Objectif 1 | Pouvez-vous transcrire sans aucune modification, dans l'interview sur Noël à Marawi, tout ce qui va de « Pouvez-vous nous parler » jusqu'à « de la prélature ? » ?
Objectif 2 |
Répondez à ces questions sur l'interview sur Noël à Marawi :
(a) Combien de prêtres aident Mgr Edwin de la Pena dans son travail ?
(b) En quelle année Mgr Tudtud a-t-il mis sur pied un Duyog nga Ramadan ?
(c) Depuis combien d'années la paix est-elle revenue, selon Mgr Edwin de la Pena ?
Objectif 3 | Comment se poursuit l'interview sur Noël à Marawi ? Rédigez-en la suite à partir de sa dernière phrase.

Passage cité |
Eglises d'Asie

MINDANAO : “LES CELEBRATIONS DE NOEL MONTRENT QUE LE DIALOGUE INTERRELIGIEUX PROGRESSE DANS LE SUD PHILIPPIN” – une interview d’Edwin de la Pena, administrateur de la prélature de Marawi –

Publié le 18/03/2010




Ucanews : Comment l’Eglise célèbre-t-elle Noël dans votre prélature, à la population très majoritairement musulmane ?

Mgr Edwin de la Pena : Nous avons été plus libres cette année comparé aux années passées. La paix et l’ordre ont progressé depuis l’assassinat du P. Halley. Aujourd’hui, les gens se rendent sans crainte à Simbang Gabi (messes célébrées avant le lever du soleil durant l’Avent). Ils ne craignent plus de sortir seuls avant l’aube. Cela fait maintenant quatre ans que la paix est ainsi revenue. Nous nous sentons beaucoup mieux désormais, avec le sentiment d’être bien chez nous et en paix. De nombreuses activités peuvent désormais avoir lieu lorsque la nuit est tombée – chose qui aurait été impossible auparavant. Nous savourons cela pleinement.

Pouvez-vous nous parler de la situation pastorale de Marawi ?

Nous avons quatre paroisses, y compris la cathédrale, et une quasi-paroisse, ici à Marawi. Un aumônier a été nommé à l’Université d’Etat de Mindanao. Je suis aidé dans mon travail par onze prêtres. La majorité de nos 43 000 catholiques vivent dans des villages isolés.

Quels changements ont eu lieu dans l’Eglise à Marawi depuis votre installation à la tête de la prélature ?

Nous récoltons les fruits nombreux du travail entrepris il y a vingt-cinq ans par Mgr Benny (Tudtud). Aujourd’hui, je reviens d’un Duyog Pag Pasko (‘accompagnement à Noël’) qui s’est déroulé à l’Université d’Etat de Mindanao et qui était organisé par des musulmans. En 1980, Mgr Tudtud avait mis sur pied un Duyog nga Ramadan, durant lequel des chrétiens jeûnent avec leurs voisins durant le mois saint de l’islam. C’est la première fois que la communauté musulmane a ainsi répondu à une initiative visant à célébrer avec nous la Nativité. C’est un progrès à marquer d’une pierre blanche.

Expliquez-nous ce qu’est un Duyog Pag Pasko ?

[Entrées d'annotation de mise en page]
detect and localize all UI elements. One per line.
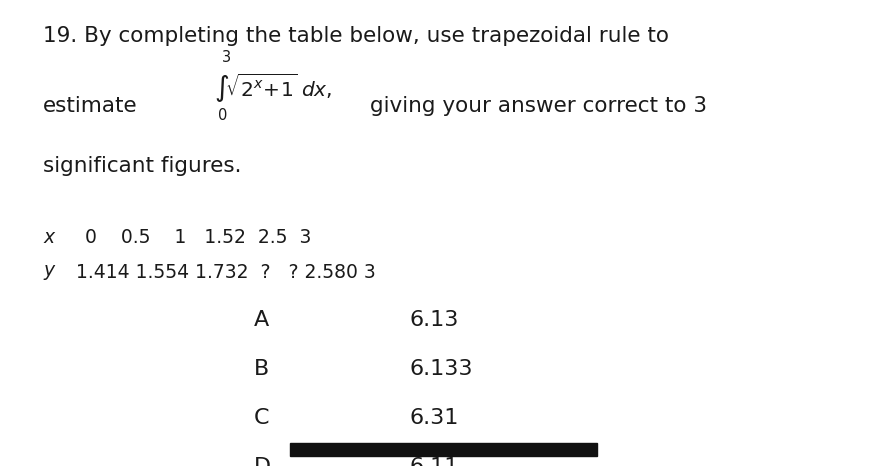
Text: A: A bbox=[254, 310, 269, 330]
Text: $y$: $y$ bbox=[43, 263, 56, 282]
Text: 6.13: 6.13 bbox=[410, 310, 459, 330]
Text: 19. By completing the table below, use trapezoidal rule to: 19. By completing the table below, use t… bbox=[43, 26, 669, 46]
Text: 6.31: 6.31 bbox=[410, 408, 459, 428]
Text: $x$: $x$ bbox=[43, 228, 56, 247]
Text: 1.414 1.554 1.732  ?   ? 2.580 3: 1.414 1.554 1.732 ? ? 2.580 3 bbox=[76, 263, 375, 282]
Text: C: C bbox=[254, 408, 269, 428]
Text: significant figures.: significant figures. bbox=[43, 156, 241, 176]
Text: D: D bbox=[254, 457, 271, 466]
Text: 6.133: 6.133 bbox=[410, 359, 473, 379]
Text: 0    0.5    1   1.52  2.5  3: 0 0.5 1 1.52 2.5 3 bbox=[85, 228, 311, 247]
Text: estimate: estimate bbox=[43, 96, 137, 116]
Text: $0$: $0$ bbox=[217, 107, 227, 123]
Text: giving your answer correct to 3: giving your answer correct to 3 bbox=[370, 96, 707, 116]
Text: 6.11: 6.11 bbox=[410, 457, 459, 466]
FancyBboxPatch shape bbox=[290, 443, 597, 456]
Text: $\int\!\sqrt{2^{x}\!+\!1}\;dx,$: $\int\!\sqrt{2^{x}\!+\!1}\;dx,$ bbox=[214, 72, 332, 105]
Text: B: B bbox=[254, 359, 269, 379]
Text: $3$: $3$ bbox=[221, 49, 231, 65]
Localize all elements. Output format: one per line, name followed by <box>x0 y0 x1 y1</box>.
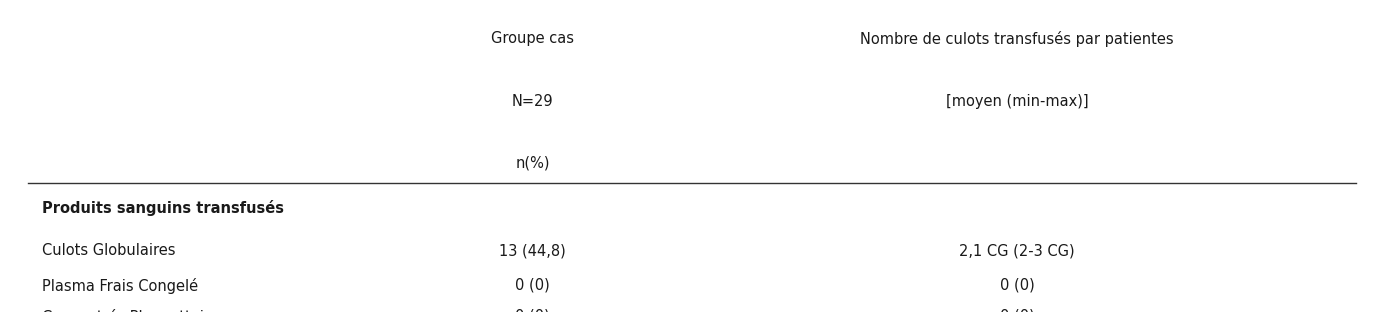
Text: Culots Globulaires: Culots Globulaires <box>42 243 174 258</box>
Text: N=29: N=29 <box>512 94 554 109</box>
Text: Groupe cas: Groupe cas <box>491 31 574 46</box>
Text: 0 (0): 0 (0) <box>515 309 551 312</box>
Text: Nombre de culots transfusés par patientes: Nombre de culots transfusés par patiente… <box>861 31 1174 47</box>
Text: 0 (0): 0 (0) <box>999 278 1035 293</box>
Text: Plasma Frais Congelé: Plasma Frais Congelé <box>42 278 198 294</box>
Text: n(%): n(%) <box>516 156 549 171</box>
Text: Concentrés Plaquettaires: Concentrés Plaquettaires <box>42 309 226 312</box>
Text: [moyen (min-max)]: [moyen (min-max)] <box>945 94 1089 109</box>
Text: 2,1 CG (2-3 CG): 2,1 CG (2-3 CG) <box>959 243 1075 258</box>
Text: 0 (0): 0 (0) <box>999 309 1035 312</box>
Text: 13 (44,8): 13 (44,8) <box>500 243 566 258</box>
Text: 0 (0): 0 (0) <box>515 278 551 293</box>
Text: Produits sanguins transfusés: Produits sanguins transfusés <box>42 200 284 216</box>
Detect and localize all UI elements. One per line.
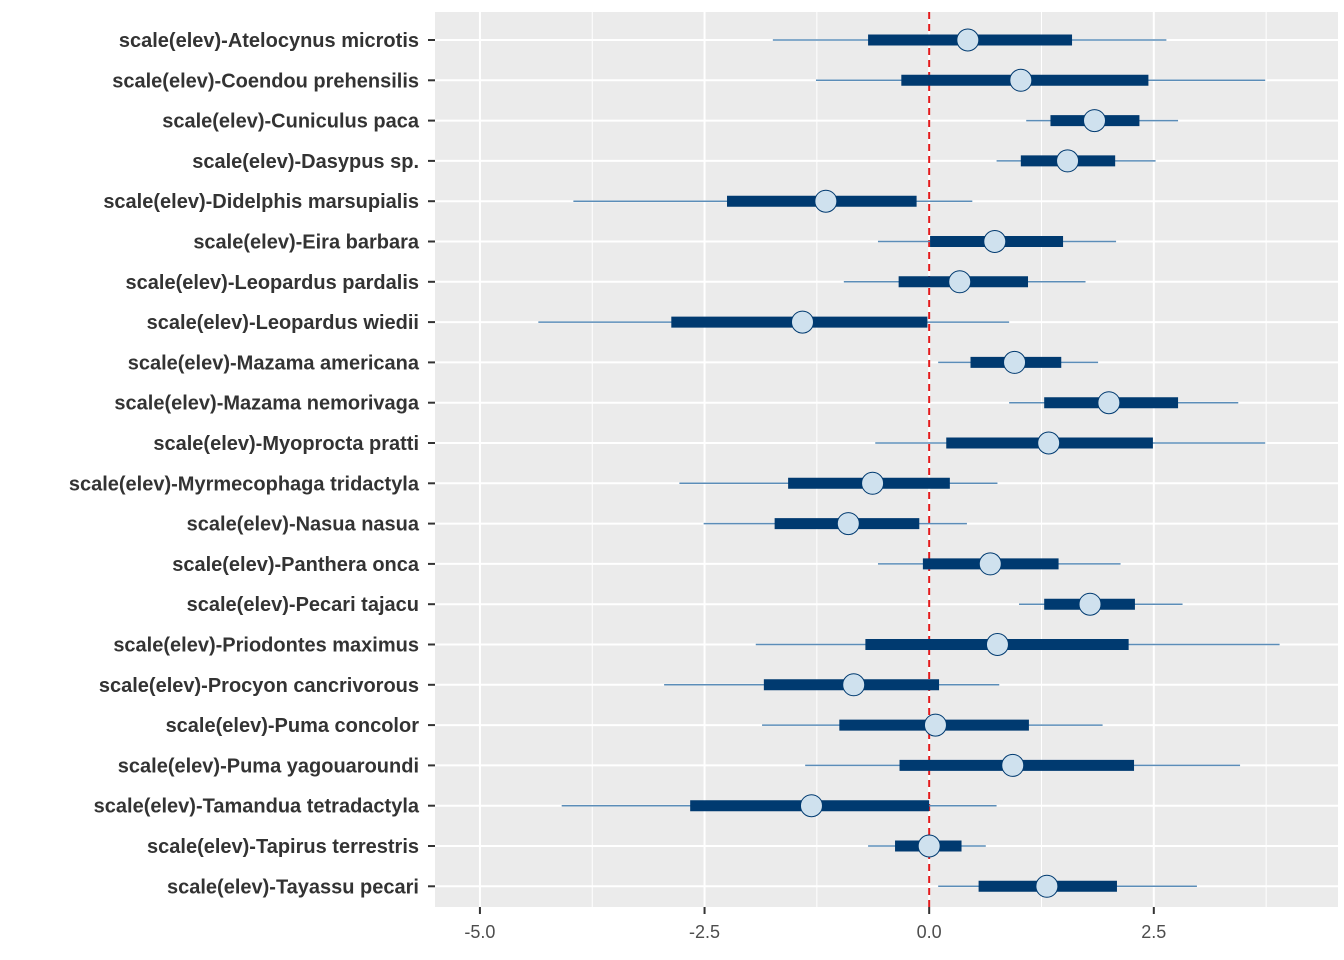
point-estimate (1083, 109, 1107, 133)
x-axis: -5.0 -2.5 0.0 2.5 (464, 907, 1166, 942)
interval-row (703, 512, 967, 536)
point-estimate (1097, 391, 1121, 415)
y-tick-label: scale(elev)-Didelphis marsupialis (103, 191, 419, 213)
y-axis: scale(elev)-Atelocynus microtis scale(ele… (69, 30, 435, 898)
interval-row (868, 834, 986, 858)
interval-row (815, 68, 1266, 92)
y-tick-label: scale(elev)-Mazama americana (128, 352, 420, 374)
y-tick-label: scale(elev)-Myrmecophaga tridactyla (69, 473, 420, 495)
y-tick-label: scale(elev)-Cuniculus paca (162, 111, 420, 133)
point-estimate (917, 834, 941, 858)
x-tick-label: 0.0 (917, 922, 942, 942)
point-estimate (923, 713, 947, 737)
point-estimate (956, 28, 980, 52)
point-estimate (1037, 431, 1061, 455)
plot-panel (435, 12, 1338, 907)
point-estimate (799, 794, 823, 818)
point-estimate (1009, 68, 1033, 92)
point-estimate (861, 471, 885, 495)
point-estimate (978, 552, 1002, 576)
point-estimate (814, 189, 838, 213)
y-tick-label: scale(elev)-Procyon cancrivorous (99, 675, 419, 697)
interval-row (938, 350, 1099, 374)
y-tick-label: scale(elev)-Puma yagouaroundi (118, 755, 419, 777)
interval-row (1019, 592, 1183, 616)
point-estimate (836, 512, 860, 536)
interval-row (1026, 109, 1179, 133)
interval-row (877, 230, 1117, 253)
y-tick-label: scale(elev)-Priodontes maximus (113, 635, 419, 657)
y-tick-label: scale(elev)-Leopardus wiedii (147, 312, 419, 334)
interval-row (938, 874, 1197, 898)
interval-row (573, 189, 973, 213)
interval-row (805, 753, 1241, 777)
point-estimate (1035, 874, 1059, 898)
interval-row (1009, 391, 1239, 415)
interval-row (875, 431, 1266, 455)
interval-row (843, 270, 1086, 294)
interval-row (664, 673, 1000, 697)
point-estimate (948, 270, 972, 294)
interval-row (755, 633, 1280, 656)
x-tick-label: -5.0 (464, 922, 495, 942)
y-tick-label: scale(elev)-Pecari tajacu (187, 594, 419, 616)
interval-row (561, 794, 997, 818)
point-estimate (842, 673, 866, 697)
y-tick-label: scale(elev)-Eira barbara (193, 232, 420, 254)
x-tick-label: -2.5 (689, 922, 720, 942)
interval-row (996, 149, 1156, 173)
y-tick-label: scale(elev)-Nasua nasua (187, 514, 420, 536)
interval-row (538, 310, 1010, 334)
point-estimate (1003, 350, 1027, 374)
interval-row (772, 28, 1167, 52)
intervals (538, 28, 1280, 898)
point-estimate (790, 310, 814, 334)
y-tick-label: scale(elev)-Tapirus terrestris (147, 836, 419, 858)
point-estimate (1001, 753, 1025, 777)
y-tick-label: scale(elev)-Tayassu pecari (167, 876, 419, 898)
y-tick-label: scale(elev)-Coendou prehensilis (112, 70, 419, 92)
point-estimate (985, 633, 1009, 656)
y-tick-label: scale(elev)-Puma concolor (166, 715, 420, 737)
y-tick-label: scale(elev)-Tamandua tetradactyla (94, 796, 420, 818)
y-tick-label: scale(elev)-Leopardus pardalis (126, 272, 419, 294)
y-tick-label: scale(elev)-Atelocynus microtis (119, 30, 419, 52)
y-tick-label: scale(elev)-Mazama nemorivaga (114, 393, 419, 415)
y-tick-label: scale(elev)-Myoprocta pratti (153, 433, 419, 455)
y-tick-label: scale(elev)-Dasypus sp. (192, 151, 419, 173)
x-tick-label: 2.5 (1141, 922, 1166, 942)
point-estimate (1078, 592, 1102, 616)
interval-row (679, 471, 998, 495)
interval-row (877, 552, 1121, 576)
y-tick-label: scale(elev)-Panthera onca (172, 554, 420, 576)
point-estimate (1056, 149, 1080, 173)
point-estimate (983, 230, 1007, 253)
interval-row (762, 713, 1103, 737)
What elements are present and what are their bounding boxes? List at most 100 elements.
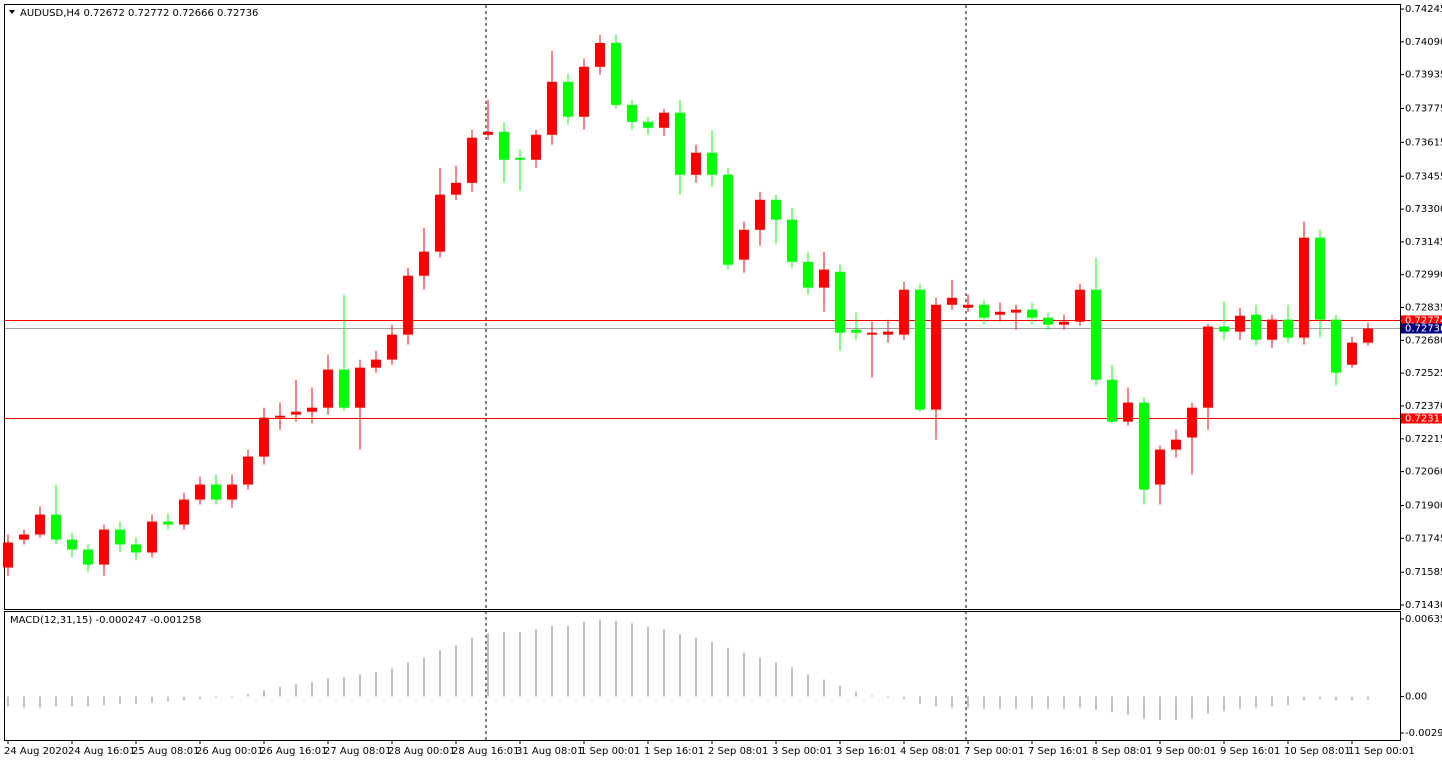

Réponse 1 |
Pouvez-vous nous parler de la situation pastorale de Marawi ?

Nous avons quatre paroisses, y compris la cathédrale, et une quasi-paroisse, ici à Marawi. Un aumônier a été nommé à l’Université d’Etat de Mindanao. Je suis aidé dans mon travail par onze prêtres. La majorité de nos 43 000 catholiques vivent dans des villages isolés.

Quels changements ont eu lieu dans l’Eglise à Marawi depuis votre installation à la tête de la prélature ?

Réponse 2 |
(a) Onze prêtres.
(b) En 1980.
(c) Depuis quatre ans.

Réponse 3 |
Une centaine de responsables religieux et de membres de l’Université d’Etat de Mindanao ont pris part à un service interreligieux de prières qui a duré une heure et a été suivi d’une procession dans les rues de la ville. Après la procession, nous avons partagé un petit-déjeuner et écouté un enseignement sur le thème de “la Naissance miraculeuse de Jésus donné par Elias Macarandas, un ouléma de premier plan qui est membre de la Commission tripartite de la Conférence des évêques et des oulémas. J’ai ensuite pris la parole pour un enseignement sur “Jésus, Prince de la paix et de la miséricorde pour le monde”. Ensuite, des chorales ont chanté et des prix ont été distribués. Des prix ont aussi été attribués pour différentes manifestations culturelles.

Quelle est l’importance de ces rituels religieux et festifs ?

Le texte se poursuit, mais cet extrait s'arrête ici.